ТЕКСТ СТРАНИЦЫ:
Александр Бельфор - Знак кровоточия. Александр Башлачев глазами современников
ИВАН СТРЕЛЯЕВ: Саша был склонен к очень сильным перепадам в настроении. Вот, например, убежал с военных сборов в самоволку. Я был замкомвзвода, и полковник Бадьин отправил нас с Сергеем Кузнецовым, командиром взвода, его искать. Мы нашли его на Сакко и Ванцетти, в очень странном состоянии… Он не удивился, не испугался, не протестовал - вообще никакой реакции… Был в полной прострации. И что интересно, хоть взвод и пострадал оттого, что он попался на серьезном правонарушении, - никто не возмутился.
Хорошо помню случай, который меня удивил. Как-то под Новый год мы с компанией были у него в доме, и он предложил нам послушать свои песни. Сыграл несколько, и тут вдруг моя жена заявила, что это - не его песня, она ее хорошо знает. Вообще-то Башлачев отличался тем, что никогда ни с кем не спорил, не пытался кого-то убедить в своей правоте, а тут вдруг взвился: «Как это не моя песня?!» Видимо, это настолько сильно его задело! Именно поэтому этот эпизод, такой не характерный для него, мне и запомнился. Он редко когда реагировал на подобное, жил сам по себе.

ЗАДАНИЯ:
a - Ответьте по тексту о Башлачеве на вопросы:
(i) Кто отправил Стреляева и Кузнецова искать Башлачева?
(ii) Где его нашли?
(iii) Что заявила жена рассказчика о сыгранной песне?
b - Определите, соответствуют ли тексту о Башлачеве утверждения:
(i) Стреляев был командиром взвода.
(ii) Когда Башлачева нашли, он протестовал.
(iii) Случай с песней произошел под Новый год.
c - Продолжите текст о Башлачеве после его последнего предложения.
Записи — отдельный материал, к тексту о Башлачеве они не относятся.

ИСХОДНЫЕ ЗАПИСИ:

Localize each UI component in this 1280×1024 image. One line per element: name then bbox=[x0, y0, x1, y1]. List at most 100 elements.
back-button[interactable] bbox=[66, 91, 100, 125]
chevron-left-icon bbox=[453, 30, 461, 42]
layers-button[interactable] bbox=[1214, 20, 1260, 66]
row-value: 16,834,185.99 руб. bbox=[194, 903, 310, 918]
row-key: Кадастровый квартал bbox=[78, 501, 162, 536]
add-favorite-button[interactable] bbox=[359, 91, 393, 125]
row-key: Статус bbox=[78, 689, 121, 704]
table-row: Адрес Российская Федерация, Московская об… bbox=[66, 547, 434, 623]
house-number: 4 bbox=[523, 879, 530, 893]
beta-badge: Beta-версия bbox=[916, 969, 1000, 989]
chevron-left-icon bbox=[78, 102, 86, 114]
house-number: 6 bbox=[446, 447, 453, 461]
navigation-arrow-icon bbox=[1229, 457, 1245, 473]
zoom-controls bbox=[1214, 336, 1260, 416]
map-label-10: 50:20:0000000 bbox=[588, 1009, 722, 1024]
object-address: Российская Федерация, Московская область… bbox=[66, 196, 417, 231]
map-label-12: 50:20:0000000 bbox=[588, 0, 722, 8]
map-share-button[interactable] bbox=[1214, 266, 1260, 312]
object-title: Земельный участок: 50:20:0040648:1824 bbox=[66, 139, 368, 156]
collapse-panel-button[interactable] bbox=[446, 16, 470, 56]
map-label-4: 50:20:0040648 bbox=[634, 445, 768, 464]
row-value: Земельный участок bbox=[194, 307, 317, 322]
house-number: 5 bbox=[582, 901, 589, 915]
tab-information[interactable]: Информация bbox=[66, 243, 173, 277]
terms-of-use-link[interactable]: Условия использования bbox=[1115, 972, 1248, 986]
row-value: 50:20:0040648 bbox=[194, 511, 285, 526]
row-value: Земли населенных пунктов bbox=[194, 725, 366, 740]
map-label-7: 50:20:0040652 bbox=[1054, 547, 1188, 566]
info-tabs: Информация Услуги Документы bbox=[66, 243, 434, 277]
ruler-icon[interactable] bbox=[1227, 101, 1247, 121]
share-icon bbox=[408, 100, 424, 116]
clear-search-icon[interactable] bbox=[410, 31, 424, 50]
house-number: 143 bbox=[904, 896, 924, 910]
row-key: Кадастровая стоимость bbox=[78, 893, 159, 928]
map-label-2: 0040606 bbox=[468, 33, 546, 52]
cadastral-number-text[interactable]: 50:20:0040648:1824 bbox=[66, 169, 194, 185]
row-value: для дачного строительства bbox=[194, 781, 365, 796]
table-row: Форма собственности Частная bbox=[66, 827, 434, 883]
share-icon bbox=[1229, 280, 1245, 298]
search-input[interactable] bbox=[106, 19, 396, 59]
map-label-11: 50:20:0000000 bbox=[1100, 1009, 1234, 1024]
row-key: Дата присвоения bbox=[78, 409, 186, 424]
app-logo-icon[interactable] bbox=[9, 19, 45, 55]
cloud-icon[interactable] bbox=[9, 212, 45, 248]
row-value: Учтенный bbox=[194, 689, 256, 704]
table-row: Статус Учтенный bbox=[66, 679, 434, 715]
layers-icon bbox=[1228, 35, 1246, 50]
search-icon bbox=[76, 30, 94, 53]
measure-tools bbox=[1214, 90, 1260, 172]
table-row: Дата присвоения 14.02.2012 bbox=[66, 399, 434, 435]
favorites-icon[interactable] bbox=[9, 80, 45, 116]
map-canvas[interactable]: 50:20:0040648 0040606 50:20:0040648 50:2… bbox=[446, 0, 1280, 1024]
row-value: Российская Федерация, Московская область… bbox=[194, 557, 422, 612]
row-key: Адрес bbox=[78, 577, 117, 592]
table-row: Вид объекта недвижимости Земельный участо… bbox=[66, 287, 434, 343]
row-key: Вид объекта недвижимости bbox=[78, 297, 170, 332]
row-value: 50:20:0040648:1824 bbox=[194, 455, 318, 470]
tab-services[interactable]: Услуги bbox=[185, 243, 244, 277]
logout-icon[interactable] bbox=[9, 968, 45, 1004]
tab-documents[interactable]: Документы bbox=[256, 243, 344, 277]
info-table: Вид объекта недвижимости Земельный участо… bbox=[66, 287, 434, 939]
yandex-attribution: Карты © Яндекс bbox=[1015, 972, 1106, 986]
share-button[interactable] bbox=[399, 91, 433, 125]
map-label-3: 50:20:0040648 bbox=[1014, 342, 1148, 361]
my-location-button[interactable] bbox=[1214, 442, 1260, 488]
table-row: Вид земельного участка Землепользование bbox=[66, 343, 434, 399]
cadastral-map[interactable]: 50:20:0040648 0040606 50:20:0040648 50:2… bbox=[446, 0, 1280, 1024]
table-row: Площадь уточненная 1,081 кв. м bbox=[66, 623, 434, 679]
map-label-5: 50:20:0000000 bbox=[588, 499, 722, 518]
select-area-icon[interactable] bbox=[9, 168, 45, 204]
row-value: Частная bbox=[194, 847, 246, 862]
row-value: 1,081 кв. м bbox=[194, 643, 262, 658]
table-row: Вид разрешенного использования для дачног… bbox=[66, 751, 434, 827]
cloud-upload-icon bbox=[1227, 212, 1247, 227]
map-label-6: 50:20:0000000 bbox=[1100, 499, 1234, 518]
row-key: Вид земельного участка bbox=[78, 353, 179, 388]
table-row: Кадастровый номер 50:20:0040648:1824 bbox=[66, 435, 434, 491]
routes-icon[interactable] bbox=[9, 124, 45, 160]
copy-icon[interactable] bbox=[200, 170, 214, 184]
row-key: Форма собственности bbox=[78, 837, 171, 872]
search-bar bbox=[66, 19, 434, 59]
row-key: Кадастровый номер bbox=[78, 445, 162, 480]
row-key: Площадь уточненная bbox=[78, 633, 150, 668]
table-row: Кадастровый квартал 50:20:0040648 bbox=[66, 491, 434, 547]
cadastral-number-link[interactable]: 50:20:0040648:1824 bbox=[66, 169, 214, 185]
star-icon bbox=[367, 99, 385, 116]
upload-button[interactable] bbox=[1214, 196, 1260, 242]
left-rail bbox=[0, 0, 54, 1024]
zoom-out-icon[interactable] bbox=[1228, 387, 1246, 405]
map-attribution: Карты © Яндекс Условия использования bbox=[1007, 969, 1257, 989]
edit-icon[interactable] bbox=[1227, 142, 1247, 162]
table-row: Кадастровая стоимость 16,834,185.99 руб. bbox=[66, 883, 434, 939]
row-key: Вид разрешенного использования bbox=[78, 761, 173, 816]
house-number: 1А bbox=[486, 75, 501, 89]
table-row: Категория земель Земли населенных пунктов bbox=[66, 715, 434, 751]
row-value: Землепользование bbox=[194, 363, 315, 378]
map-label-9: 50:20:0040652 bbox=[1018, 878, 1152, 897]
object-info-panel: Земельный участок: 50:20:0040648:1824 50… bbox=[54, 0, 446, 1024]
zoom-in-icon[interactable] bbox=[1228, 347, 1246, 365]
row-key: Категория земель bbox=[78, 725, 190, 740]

ОЖИДАЕМЫЕ ОТВЕТЫ:
a -
(i) Полковник Бадьин.
(ii) На Сакко и Ванцетти.
(iii) Что это не его песня и что она ее хорошо знает.

b -
(i) Нет: «Я был замкомвзвода», а командиром взвода назван Сергей Кузнецов: «с Сергеем Кузнецовым, командиром взвода».
(ii) Нет: «Он не удивился, не испугался, не протестовал».
(iii) Да: «Как-то под Новый год мы с компанией были у него в доме».

c -
РИММА ПОЛЯНСКАЯ: Обычно он был очень легким в общении и каким-то светлым. Сейчас думаешь и себе удивляешься: будучи на третьем курсе, не просто обратить внимание на какого-то первокурсника, не просто его имя запомнить, а держать его почти в друзьях! По крайней мере, в нашу двести шестую комнату в общаге он приходил запросто. То ли перекусить, то ли пошушукаться с Самигуллиной на тему собственных опусов. Теперь можно гордиться тем, что свои первые стихи на рецензию он отдавал именно нашей Иринке Самигуллиной. Так все совпало… Он был деликатен и очень естественно интеллигентен. Не рисовался, это не бросалось в глаза. С ним было интересно, поскольку Сашка был умен. Легко, потому что не надо было напрягаться в ожидании подвохов или не всегда уместных шуток. Удобно, потому что, повторю, он был деликатен, и очень чутко чувствовал даже самые сверхтонкие ситуации.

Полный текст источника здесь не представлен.